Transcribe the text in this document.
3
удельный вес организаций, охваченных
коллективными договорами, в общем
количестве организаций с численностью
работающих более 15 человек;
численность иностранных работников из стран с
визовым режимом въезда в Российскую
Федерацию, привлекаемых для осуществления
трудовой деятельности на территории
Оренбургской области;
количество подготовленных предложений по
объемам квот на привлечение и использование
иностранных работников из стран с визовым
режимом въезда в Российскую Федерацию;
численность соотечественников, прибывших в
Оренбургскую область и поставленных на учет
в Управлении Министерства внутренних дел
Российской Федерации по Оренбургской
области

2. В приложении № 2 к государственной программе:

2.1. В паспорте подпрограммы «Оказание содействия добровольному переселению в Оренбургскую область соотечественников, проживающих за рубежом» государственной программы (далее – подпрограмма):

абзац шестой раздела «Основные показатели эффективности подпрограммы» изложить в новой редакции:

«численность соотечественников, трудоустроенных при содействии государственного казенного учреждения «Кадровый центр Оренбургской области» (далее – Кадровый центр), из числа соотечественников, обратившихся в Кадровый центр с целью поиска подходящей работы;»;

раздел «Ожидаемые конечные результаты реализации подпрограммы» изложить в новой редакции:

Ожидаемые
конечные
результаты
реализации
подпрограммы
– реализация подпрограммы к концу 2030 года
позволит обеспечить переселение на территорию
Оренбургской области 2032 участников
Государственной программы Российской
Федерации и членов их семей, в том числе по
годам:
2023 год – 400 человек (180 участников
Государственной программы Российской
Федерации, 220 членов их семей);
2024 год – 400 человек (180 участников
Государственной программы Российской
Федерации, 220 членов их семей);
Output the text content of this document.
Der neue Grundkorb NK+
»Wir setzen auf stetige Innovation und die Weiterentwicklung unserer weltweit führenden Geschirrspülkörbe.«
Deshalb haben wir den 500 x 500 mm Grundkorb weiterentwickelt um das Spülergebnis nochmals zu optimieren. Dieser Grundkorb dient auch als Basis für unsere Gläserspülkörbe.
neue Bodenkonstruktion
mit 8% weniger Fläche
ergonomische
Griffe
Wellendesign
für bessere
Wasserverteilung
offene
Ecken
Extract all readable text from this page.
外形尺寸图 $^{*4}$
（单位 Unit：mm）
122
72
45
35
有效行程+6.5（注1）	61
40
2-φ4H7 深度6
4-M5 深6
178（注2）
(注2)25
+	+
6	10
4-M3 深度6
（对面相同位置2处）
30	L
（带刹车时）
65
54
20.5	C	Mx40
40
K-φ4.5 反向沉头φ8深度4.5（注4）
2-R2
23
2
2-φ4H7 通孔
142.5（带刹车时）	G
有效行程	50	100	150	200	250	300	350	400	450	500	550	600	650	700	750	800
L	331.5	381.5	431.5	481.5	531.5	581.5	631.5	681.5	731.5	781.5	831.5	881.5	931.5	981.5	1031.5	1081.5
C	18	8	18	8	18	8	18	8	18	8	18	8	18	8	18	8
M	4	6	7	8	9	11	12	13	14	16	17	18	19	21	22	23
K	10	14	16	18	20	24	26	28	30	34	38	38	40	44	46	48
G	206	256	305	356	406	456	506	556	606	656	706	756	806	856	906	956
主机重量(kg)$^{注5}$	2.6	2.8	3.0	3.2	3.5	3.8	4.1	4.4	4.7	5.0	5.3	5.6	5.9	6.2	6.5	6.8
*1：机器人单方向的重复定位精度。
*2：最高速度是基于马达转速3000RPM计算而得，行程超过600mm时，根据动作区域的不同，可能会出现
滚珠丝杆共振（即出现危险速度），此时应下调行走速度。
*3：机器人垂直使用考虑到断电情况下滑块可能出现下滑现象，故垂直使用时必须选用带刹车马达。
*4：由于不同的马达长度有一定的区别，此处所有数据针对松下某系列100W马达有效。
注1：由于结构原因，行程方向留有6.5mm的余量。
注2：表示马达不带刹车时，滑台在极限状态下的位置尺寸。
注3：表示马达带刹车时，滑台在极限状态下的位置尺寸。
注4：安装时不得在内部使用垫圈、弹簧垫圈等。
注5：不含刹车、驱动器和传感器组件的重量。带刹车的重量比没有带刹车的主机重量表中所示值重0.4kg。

============

● **WHAT YOU NEED TO DO**: Repeat only the lines from the one holding "Extract all readable text from this page." through the last line of the data.

● **RESULT FOR THIS EXERCISE**:
Extract all readable text from this page.
外形尺寸图 $^{*4}$
（单位 Unit：mm）
122
72
45
35
有效行程+6.5（注1）	61
40
2-φ4H7 深度6
4-M5 深6
178（注2）
(注2)25
+	+
6	10
4-M3 深度6
（对面相同位置2处）
30	L
（带刹车时）
65
54
20.5	C	Mx40
40
K-φ4.5 反向沉头φ8深度4.5（注4）
2-R2
23
2
2-φ4H7 通孔
142.5（带刹车时）	G
有效行程	50	100	150	200	250	300	350	400	450	500	550	600	650	700	750	800
L	331.5	381.5	431.5	481.5	531.5	581.5	631.5	681.5	731.5	781.5	831.5	881.5	931.5	981.5	1031.5	1081.5
C	18	8	18	8	18	8	18	8	18	8	18	8	18	8	18	8
M	4	6	7	8	9	11	12	13	14	16	17	18	19	21	22	23
K	10	14	16	18	20	24	26	28	30	34	38	38	40	44	46	48
G	206	256	305	356	406	456	506	556	606	656	706	756	806	856	906	956
主机重量(kg)$^{注5}$	2.6	2.8	3.0	3.2	3.5	3.8	4.1	4.4	4.7	5.0	5.3	5.6	5.9	6.2	6.5	6.8
*1：机器人单方向的重复定位精度。
*2：最高速度是基于马达转速3000RPM计算而得，行程超过600mm时，根据动作区域的不同，可能会出现
滚珠丝杆共振（即出现危险速度），此时应下调行走速度。
*3：机器人垂直使用考虑到断电情况下滑块可能出现下滑现象，故垂直使用时必须选用带刹车马达。
*4：由于不同的马达长度有一定的区别，此处所有数据针对松下某系列100W马达有效。
注1：由于结构原因，行程方向留有6.5mm的余量。
注2：表示马达不带刹车时，滑台在极限状态下的位置尺寸。
注3：表示马达带刹车时，滑台在极限状态下的位置尺寸。
注4：安装时不得在内部使用垫圈、弹簧垫圈等。
注5：不含刹车、驱动器和传感器组件的重量。带刹车的重量比没有带刹车的主机重量表中所示值重0.4kg。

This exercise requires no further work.